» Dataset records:
* * * * * * *

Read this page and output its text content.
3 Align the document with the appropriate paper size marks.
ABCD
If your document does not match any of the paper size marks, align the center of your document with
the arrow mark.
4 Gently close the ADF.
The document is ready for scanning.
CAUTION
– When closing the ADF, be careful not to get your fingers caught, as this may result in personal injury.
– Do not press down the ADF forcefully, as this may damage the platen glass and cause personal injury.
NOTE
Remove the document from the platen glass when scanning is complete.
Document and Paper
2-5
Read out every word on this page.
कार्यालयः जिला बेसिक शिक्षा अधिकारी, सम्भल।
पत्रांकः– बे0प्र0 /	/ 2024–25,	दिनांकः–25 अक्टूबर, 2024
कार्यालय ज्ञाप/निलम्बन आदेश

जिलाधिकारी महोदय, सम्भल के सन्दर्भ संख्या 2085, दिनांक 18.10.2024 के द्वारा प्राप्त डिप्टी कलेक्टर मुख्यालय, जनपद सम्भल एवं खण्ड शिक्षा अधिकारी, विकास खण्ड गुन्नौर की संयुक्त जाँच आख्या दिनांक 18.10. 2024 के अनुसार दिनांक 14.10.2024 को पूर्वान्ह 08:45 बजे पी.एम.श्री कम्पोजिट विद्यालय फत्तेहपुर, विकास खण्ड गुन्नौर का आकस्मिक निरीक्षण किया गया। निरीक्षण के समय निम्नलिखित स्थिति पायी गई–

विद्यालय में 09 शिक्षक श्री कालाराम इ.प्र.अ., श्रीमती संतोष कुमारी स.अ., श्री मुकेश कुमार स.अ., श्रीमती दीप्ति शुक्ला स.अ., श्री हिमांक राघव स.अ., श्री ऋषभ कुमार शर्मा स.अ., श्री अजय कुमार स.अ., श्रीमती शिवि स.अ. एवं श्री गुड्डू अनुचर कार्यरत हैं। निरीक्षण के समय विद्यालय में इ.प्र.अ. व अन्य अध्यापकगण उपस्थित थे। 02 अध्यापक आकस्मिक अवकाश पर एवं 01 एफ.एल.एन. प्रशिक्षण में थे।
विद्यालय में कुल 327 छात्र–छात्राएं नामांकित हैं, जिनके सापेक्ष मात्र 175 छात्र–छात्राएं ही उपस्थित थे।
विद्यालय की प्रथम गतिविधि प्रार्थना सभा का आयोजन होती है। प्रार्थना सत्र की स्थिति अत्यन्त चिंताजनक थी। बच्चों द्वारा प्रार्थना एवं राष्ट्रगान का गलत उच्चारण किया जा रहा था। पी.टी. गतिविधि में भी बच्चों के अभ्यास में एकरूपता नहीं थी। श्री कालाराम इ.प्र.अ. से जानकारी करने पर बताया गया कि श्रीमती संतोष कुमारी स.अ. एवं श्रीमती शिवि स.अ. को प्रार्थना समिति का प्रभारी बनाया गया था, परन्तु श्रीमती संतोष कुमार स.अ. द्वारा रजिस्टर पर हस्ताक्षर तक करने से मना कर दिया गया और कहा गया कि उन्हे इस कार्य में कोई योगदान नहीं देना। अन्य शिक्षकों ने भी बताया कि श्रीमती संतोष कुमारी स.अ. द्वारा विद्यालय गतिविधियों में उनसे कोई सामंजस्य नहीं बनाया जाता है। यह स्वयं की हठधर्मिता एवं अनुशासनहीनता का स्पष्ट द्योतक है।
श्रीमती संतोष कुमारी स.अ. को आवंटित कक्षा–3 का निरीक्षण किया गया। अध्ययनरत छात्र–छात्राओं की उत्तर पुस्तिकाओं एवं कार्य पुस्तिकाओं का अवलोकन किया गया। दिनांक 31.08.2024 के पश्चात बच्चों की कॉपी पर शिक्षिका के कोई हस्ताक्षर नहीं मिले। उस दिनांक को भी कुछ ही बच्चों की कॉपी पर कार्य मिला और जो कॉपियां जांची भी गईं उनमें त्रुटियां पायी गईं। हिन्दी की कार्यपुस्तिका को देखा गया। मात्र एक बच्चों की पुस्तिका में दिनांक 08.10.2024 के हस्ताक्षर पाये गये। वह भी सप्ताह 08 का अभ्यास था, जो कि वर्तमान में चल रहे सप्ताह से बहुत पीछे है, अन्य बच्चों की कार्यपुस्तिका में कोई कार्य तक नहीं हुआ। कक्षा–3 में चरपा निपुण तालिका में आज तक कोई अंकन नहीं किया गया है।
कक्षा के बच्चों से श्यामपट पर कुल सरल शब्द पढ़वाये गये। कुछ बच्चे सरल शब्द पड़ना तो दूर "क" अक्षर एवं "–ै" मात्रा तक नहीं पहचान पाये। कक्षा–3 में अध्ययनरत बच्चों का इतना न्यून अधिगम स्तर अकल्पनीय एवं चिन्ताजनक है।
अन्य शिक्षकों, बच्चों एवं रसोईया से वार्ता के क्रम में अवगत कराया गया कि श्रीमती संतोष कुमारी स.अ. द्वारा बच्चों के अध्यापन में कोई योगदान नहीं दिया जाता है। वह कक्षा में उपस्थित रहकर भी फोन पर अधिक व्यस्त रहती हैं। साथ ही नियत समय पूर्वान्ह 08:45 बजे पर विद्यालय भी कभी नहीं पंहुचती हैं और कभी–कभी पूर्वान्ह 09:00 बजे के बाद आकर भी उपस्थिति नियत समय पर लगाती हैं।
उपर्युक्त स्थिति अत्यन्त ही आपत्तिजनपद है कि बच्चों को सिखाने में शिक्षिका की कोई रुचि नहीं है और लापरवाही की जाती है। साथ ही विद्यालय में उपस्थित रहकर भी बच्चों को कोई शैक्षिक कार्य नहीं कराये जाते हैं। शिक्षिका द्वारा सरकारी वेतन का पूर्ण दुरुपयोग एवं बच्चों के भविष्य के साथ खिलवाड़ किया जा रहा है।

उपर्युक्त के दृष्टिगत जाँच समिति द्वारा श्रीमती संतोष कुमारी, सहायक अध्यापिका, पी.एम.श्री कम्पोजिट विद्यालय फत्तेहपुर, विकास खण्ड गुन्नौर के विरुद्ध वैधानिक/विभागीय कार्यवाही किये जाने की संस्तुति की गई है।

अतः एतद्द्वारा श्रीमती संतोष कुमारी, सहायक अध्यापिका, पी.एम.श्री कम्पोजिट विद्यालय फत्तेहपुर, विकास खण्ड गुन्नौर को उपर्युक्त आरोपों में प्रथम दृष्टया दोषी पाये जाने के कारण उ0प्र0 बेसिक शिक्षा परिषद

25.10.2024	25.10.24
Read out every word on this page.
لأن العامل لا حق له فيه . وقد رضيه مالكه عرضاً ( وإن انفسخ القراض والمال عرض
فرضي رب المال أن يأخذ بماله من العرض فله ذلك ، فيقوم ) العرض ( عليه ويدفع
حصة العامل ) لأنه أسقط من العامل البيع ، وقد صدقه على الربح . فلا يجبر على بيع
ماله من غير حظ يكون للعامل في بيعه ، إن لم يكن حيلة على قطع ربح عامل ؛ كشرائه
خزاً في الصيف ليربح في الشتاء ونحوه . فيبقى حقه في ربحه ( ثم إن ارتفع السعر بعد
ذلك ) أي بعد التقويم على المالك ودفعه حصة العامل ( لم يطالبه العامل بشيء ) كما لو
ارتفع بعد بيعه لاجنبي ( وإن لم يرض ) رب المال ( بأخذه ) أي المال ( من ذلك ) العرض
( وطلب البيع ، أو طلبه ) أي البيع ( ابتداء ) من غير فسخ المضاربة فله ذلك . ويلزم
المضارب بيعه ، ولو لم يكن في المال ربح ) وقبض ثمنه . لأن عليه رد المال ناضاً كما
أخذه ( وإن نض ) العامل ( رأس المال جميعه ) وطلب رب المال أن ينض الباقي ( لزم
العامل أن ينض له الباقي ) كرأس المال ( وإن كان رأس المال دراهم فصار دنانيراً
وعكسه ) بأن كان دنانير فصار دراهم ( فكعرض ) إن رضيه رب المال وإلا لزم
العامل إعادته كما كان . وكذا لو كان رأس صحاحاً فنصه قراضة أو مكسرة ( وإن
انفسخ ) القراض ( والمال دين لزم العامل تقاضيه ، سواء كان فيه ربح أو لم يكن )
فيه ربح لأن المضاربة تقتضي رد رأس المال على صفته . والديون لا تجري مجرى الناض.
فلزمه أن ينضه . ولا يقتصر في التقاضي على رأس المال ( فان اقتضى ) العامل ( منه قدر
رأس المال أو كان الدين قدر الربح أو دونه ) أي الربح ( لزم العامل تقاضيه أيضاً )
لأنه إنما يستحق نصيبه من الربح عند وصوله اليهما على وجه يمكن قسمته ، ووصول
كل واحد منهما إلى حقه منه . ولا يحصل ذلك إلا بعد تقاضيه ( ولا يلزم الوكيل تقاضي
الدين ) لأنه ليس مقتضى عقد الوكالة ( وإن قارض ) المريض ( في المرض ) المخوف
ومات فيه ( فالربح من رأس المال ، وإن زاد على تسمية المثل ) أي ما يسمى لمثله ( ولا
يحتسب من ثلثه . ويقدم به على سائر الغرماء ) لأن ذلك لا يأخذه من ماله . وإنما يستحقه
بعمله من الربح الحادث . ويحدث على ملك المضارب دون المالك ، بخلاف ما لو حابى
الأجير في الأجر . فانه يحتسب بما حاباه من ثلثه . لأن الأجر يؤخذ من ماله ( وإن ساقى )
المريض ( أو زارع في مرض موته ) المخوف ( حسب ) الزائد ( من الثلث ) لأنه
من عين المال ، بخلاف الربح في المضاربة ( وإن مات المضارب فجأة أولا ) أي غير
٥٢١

* * * * * * *

» Job:
Copy out every line where the word "المالك" occurs.

» Written solution:
ذلك ) أي بعد التقويم على المالك ودفعه حصة العامل ( لم يطالبه العامل بشيء ) كما لو
بعمله من الربح الحادث . ويحدث على ملك المضارب دون المالك ، بخلاف ما لو حابى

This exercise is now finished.